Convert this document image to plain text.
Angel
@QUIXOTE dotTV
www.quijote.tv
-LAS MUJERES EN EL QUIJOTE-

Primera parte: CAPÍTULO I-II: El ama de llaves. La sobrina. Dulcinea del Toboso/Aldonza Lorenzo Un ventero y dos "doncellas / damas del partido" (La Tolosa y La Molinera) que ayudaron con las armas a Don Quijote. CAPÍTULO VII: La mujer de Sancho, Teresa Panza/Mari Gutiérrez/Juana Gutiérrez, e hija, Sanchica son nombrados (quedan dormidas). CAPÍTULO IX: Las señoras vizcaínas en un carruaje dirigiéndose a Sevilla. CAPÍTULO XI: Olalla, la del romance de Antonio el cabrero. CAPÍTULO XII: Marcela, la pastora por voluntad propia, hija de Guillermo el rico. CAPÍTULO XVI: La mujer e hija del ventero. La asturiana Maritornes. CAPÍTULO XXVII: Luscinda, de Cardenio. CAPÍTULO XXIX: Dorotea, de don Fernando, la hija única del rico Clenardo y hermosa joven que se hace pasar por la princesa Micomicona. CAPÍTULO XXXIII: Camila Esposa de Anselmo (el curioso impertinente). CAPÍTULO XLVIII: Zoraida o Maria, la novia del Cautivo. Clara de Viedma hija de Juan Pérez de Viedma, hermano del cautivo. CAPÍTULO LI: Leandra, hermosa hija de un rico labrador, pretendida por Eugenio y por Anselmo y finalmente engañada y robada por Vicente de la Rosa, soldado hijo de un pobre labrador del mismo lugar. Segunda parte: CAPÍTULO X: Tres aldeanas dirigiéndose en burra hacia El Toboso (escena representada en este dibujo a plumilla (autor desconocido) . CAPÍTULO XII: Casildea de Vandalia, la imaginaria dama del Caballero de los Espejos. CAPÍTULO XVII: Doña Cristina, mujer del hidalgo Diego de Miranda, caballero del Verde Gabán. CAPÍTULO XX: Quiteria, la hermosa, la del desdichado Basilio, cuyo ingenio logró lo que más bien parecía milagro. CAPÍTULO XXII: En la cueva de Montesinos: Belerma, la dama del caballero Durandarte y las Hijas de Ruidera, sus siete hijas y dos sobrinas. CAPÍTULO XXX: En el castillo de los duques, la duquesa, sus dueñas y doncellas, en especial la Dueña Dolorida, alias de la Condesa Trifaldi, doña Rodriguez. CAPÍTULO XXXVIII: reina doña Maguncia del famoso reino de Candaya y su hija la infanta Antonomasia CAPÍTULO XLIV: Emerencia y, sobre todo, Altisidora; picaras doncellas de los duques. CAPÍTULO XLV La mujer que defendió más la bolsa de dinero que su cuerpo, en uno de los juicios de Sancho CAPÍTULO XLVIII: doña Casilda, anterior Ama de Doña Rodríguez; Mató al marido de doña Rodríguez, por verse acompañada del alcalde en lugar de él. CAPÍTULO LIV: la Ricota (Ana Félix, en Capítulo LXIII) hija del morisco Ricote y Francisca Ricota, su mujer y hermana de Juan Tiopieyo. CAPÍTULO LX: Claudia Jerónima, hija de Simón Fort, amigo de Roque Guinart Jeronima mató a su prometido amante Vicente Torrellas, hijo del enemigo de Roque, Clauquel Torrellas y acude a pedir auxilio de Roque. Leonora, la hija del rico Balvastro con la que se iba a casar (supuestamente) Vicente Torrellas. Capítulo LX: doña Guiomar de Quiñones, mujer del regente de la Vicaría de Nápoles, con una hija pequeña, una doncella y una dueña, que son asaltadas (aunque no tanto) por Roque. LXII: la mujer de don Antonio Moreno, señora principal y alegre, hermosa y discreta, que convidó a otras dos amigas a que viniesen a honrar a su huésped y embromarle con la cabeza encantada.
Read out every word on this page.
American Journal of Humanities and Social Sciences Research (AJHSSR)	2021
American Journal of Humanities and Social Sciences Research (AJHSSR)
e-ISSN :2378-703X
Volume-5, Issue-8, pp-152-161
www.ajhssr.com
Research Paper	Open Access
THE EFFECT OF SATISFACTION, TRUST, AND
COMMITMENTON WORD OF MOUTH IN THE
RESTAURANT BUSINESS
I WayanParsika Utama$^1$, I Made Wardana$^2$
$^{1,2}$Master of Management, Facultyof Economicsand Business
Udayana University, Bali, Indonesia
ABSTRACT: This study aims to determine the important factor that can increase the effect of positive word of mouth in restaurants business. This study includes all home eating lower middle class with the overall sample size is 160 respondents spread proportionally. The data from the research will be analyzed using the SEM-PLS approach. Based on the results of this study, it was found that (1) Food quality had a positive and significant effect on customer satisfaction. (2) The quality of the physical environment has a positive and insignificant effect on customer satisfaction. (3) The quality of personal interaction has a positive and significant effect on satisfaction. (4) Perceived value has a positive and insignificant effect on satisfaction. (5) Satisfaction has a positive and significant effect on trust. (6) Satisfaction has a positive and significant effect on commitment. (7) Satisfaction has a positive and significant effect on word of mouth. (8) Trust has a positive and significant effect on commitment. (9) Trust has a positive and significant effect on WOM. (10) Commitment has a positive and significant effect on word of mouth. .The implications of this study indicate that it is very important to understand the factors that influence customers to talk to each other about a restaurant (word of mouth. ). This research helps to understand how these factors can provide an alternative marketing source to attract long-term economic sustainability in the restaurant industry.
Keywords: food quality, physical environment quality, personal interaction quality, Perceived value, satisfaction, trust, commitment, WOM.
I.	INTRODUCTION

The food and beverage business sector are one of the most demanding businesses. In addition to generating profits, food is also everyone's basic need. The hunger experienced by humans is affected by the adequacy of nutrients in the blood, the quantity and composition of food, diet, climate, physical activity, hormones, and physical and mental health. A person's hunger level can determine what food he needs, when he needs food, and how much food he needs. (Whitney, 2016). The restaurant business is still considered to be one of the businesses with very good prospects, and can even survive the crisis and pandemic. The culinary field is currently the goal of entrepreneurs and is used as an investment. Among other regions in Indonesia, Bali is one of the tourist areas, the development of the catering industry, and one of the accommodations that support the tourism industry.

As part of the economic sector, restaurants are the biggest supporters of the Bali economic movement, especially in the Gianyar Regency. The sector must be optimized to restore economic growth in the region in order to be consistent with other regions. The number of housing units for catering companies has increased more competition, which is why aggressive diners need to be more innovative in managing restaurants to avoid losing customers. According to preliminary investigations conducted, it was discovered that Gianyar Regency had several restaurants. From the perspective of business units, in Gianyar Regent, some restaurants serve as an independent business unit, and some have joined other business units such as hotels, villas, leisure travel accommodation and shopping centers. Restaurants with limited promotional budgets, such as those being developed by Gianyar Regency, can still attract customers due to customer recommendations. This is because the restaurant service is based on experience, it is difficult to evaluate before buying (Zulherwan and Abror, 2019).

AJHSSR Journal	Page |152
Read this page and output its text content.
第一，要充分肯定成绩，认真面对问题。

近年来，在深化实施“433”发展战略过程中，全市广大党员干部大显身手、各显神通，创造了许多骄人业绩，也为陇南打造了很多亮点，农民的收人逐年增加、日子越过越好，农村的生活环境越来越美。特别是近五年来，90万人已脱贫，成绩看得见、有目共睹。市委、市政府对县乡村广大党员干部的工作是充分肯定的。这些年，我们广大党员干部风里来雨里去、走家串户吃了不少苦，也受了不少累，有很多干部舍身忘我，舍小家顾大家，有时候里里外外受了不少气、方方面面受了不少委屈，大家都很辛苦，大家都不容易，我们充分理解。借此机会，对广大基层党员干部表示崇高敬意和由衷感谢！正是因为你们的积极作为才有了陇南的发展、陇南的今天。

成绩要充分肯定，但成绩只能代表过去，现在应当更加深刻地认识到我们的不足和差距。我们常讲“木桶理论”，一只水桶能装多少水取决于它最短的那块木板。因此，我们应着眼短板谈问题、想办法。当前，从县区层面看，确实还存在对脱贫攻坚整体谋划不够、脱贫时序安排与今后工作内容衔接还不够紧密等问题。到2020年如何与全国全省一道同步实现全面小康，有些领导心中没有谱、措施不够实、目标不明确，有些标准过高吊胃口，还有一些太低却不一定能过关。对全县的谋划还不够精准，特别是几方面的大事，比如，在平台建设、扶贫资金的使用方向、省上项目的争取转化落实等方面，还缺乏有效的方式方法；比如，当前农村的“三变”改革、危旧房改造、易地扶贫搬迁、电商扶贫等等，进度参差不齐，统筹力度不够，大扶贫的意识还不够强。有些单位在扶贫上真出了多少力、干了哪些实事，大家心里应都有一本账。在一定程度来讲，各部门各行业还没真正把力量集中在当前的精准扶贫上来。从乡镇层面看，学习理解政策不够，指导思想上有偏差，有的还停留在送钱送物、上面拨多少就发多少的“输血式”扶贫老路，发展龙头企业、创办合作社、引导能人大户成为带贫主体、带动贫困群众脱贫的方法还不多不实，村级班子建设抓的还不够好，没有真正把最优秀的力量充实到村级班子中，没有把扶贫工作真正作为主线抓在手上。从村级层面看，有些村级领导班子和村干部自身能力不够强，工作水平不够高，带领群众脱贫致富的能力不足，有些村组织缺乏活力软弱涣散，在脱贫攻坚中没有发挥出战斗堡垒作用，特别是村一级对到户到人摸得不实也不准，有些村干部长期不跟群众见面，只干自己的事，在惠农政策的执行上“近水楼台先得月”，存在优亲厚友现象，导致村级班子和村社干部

────────

→ EXERCISE TASK:
Look through the data above. Copy every line with the string "Sciences" in it.

→ REPLY TO THE TASK:
American Journal of Humanities and Social Sciences Research (AJHSSR)	2021
American Journal of Humanities and Social Sciences Research (AJHSSR)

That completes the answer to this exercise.